SHORT TASK
Find every line in the records below that holds the word "text", and copy each one.

RECORDS SHOWN
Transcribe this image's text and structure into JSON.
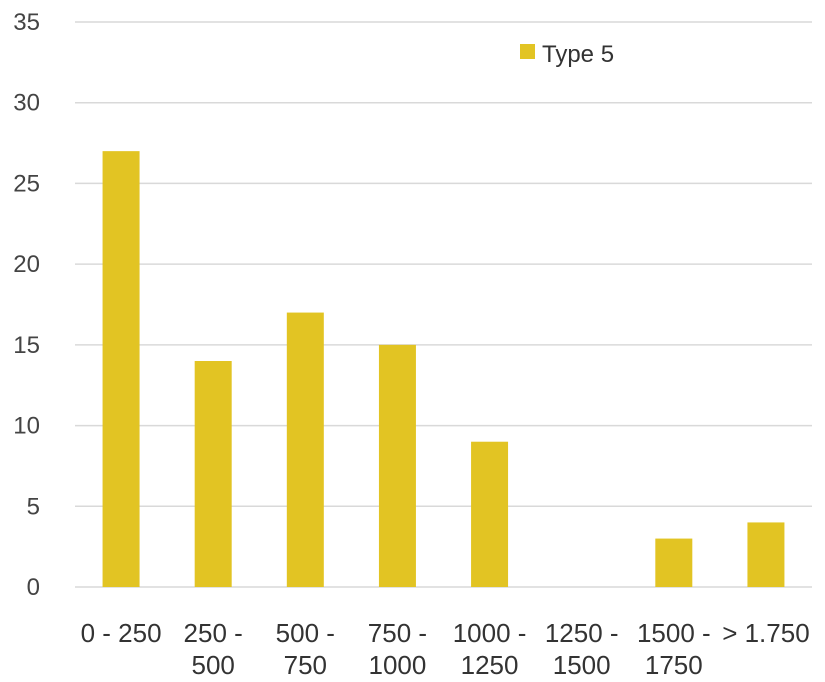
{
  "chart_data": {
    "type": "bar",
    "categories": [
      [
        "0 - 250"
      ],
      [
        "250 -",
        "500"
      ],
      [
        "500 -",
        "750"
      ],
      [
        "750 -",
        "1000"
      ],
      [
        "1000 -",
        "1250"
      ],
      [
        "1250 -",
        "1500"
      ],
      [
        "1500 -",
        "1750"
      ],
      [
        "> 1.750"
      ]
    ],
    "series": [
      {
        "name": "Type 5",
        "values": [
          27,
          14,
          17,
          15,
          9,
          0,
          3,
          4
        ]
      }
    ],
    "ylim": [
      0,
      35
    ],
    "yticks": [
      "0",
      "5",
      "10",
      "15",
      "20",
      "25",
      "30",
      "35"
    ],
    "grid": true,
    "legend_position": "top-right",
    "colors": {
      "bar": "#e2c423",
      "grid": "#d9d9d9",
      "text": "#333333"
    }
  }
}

RESULT FOR THIS EXERCISE
Transcribe this image's text and structure into JSON.
      "text": "#333333"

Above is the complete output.